Given instruction = Take each line containing "FIBERID" and report it exactly as written.

Material to process =
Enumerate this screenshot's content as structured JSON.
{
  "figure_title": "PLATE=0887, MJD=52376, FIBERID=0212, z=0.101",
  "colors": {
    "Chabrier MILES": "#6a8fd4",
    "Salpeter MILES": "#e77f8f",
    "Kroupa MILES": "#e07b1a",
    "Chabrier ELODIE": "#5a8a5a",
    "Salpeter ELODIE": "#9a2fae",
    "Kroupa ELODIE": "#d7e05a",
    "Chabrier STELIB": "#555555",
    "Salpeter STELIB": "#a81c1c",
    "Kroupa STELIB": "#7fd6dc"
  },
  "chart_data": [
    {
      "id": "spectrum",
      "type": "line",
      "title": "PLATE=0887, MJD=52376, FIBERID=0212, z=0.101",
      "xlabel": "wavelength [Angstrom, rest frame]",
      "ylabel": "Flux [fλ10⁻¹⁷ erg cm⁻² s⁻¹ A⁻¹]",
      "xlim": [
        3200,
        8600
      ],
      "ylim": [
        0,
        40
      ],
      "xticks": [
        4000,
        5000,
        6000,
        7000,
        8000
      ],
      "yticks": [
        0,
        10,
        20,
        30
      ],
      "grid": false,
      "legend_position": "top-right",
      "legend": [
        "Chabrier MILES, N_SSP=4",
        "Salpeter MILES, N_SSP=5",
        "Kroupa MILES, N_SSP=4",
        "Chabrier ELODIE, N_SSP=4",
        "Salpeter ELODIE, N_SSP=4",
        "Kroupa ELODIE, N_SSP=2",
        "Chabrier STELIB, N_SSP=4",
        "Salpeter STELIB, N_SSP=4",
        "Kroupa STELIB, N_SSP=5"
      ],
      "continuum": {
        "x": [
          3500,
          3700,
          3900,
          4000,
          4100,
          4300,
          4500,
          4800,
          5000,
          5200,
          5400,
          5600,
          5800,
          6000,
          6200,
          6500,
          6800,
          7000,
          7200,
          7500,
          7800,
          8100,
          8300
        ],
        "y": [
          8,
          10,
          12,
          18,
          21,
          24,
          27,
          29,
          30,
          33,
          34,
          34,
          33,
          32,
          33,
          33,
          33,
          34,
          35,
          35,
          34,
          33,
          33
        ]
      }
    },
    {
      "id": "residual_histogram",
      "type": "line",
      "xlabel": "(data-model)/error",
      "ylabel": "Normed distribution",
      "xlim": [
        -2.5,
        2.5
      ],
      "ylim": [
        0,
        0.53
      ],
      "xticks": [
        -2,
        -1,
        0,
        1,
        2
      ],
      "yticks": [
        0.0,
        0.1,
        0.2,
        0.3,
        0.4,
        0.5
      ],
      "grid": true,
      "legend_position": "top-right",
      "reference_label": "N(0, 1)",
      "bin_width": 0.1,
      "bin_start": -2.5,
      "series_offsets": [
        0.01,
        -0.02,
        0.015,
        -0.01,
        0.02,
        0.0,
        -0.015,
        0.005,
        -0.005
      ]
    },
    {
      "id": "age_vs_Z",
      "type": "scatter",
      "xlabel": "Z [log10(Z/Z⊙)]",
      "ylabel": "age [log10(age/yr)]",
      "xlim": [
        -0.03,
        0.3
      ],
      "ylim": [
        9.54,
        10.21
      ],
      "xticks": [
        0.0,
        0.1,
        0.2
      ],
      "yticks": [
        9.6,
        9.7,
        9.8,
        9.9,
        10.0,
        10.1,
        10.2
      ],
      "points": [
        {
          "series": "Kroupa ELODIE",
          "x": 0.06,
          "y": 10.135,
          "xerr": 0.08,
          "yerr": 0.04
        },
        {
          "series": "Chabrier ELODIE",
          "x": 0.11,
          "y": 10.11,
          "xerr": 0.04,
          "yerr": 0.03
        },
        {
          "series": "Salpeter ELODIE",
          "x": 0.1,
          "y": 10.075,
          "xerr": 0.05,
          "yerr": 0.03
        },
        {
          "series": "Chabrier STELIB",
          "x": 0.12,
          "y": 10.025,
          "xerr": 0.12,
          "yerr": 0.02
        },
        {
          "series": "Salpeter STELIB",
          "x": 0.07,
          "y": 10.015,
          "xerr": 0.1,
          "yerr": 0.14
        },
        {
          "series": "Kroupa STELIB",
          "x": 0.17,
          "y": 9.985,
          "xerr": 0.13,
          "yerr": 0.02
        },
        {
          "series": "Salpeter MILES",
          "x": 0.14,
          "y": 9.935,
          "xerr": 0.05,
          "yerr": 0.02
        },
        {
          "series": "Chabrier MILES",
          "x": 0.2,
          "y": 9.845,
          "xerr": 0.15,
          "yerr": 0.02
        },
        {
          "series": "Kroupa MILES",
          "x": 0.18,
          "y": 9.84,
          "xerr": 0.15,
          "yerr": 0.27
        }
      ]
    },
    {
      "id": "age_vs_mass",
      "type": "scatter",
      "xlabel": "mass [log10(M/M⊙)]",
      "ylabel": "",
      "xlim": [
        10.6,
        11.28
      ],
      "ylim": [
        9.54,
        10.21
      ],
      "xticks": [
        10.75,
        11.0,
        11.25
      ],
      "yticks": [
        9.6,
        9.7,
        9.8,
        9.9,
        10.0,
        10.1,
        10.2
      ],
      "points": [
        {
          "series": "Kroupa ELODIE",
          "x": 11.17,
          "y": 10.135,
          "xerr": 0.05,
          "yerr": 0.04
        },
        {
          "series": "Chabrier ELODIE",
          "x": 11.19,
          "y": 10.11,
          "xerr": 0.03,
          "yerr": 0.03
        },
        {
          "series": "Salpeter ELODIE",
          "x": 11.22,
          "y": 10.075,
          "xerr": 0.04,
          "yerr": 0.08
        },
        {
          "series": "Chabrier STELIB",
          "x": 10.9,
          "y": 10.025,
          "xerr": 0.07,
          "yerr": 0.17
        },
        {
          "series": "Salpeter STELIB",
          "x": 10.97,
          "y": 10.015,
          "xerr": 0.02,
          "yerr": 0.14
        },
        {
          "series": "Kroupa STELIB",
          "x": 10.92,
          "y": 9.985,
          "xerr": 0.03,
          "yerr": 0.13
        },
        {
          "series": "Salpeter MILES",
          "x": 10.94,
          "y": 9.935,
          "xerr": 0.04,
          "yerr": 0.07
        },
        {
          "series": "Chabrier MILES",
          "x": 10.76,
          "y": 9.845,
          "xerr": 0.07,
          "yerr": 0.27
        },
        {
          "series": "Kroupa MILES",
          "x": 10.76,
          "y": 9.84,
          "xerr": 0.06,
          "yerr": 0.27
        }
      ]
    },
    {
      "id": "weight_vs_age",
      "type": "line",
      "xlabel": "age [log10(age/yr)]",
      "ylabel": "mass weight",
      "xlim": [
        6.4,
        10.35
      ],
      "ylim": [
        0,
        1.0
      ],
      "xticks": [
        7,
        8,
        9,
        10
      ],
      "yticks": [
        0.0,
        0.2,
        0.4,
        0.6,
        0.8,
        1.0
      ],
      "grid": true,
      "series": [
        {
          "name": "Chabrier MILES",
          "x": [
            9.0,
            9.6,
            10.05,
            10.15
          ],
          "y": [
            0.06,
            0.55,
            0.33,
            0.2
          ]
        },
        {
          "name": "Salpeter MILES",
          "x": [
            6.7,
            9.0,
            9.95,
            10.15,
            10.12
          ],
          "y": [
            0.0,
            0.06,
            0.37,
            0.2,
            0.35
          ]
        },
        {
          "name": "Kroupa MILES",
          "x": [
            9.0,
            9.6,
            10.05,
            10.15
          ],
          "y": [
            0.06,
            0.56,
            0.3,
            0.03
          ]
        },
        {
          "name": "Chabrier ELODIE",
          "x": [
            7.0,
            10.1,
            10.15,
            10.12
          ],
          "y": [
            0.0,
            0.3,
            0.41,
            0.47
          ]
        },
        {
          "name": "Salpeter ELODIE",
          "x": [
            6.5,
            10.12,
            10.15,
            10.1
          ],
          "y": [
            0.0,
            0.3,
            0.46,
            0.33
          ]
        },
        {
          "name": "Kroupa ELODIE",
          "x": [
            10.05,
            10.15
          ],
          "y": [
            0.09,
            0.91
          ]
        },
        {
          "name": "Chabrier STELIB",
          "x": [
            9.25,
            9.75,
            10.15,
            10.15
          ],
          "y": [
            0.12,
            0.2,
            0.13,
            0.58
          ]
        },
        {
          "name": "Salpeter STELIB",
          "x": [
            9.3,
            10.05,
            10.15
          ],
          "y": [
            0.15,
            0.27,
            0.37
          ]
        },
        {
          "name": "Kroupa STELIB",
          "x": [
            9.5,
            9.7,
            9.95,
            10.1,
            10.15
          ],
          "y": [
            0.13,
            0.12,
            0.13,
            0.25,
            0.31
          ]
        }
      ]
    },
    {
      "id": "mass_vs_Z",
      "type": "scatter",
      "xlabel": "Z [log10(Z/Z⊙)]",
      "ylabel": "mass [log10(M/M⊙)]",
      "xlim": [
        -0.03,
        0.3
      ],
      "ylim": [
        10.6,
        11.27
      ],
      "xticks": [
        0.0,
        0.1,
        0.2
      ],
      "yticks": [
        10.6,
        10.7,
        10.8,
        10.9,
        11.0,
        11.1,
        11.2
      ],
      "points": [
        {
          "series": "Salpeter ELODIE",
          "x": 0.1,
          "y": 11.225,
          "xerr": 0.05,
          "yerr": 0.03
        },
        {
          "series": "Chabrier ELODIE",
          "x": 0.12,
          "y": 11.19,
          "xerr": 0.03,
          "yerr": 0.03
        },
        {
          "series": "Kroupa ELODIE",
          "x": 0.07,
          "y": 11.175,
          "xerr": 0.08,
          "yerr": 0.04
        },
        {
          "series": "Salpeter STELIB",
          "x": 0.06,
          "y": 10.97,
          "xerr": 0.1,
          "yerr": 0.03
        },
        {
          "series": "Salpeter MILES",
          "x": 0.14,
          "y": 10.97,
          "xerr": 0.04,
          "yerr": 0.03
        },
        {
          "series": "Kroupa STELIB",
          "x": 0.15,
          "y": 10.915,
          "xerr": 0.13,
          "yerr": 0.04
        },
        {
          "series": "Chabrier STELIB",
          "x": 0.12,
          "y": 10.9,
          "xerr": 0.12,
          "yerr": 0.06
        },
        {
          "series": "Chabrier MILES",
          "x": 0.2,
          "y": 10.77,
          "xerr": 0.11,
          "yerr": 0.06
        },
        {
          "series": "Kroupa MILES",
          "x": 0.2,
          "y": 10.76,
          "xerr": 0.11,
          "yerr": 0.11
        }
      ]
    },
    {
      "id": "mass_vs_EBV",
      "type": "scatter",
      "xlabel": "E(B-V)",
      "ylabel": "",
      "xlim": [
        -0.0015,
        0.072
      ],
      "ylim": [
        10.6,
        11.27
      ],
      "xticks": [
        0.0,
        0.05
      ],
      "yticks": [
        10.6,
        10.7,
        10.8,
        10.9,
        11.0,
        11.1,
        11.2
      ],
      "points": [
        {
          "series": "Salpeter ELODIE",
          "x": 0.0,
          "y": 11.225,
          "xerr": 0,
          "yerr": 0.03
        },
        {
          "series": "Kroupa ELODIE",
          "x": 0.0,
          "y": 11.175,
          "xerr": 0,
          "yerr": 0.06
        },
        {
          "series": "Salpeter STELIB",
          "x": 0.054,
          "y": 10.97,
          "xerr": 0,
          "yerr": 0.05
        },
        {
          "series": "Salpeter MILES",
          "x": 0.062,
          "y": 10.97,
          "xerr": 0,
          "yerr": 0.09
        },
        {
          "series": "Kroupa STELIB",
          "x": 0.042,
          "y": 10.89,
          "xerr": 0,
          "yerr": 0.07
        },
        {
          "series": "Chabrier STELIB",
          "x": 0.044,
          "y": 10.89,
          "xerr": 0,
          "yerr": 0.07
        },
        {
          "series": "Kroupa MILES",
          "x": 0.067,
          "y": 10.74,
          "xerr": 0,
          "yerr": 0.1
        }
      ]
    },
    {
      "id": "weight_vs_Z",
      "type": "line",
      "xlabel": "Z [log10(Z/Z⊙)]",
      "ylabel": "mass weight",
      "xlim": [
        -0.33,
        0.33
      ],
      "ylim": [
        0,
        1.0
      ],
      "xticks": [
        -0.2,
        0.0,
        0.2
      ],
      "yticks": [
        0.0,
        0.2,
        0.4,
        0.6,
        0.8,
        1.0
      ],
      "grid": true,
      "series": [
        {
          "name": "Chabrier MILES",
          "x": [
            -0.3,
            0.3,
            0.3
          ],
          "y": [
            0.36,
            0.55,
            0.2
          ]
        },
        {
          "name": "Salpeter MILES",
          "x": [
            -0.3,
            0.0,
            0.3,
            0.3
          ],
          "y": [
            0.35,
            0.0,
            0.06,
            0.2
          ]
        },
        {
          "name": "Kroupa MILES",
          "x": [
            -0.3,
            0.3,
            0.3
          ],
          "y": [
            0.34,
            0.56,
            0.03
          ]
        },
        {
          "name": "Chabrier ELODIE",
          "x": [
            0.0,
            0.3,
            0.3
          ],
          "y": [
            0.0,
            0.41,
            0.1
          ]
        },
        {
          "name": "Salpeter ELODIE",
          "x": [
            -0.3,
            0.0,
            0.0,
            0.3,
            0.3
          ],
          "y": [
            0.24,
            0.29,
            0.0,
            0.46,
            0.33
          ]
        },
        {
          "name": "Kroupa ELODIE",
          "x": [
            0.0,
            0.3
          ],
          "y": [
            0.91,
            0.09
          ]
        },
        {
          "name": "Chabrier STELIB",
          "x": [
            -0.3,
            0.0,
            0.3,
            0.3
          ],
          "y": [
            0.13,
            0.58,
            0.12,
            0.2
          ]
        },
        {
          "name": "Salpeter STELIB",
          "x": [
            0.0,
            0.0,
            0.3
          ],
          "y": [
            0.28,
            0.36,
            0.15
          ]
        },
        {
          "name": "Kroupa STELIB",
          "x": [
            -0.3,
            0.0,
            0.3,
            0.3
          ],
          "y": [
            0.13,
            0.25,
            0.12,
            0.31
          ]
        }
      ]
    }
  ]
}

Finished answer =
  "figure_title": "PLATE=0887, MJD=52376, FIBERID=0212, z=0.101",
      "title": "PLATE=0887, MJD=52376, FIBERID=0212, z=0.101",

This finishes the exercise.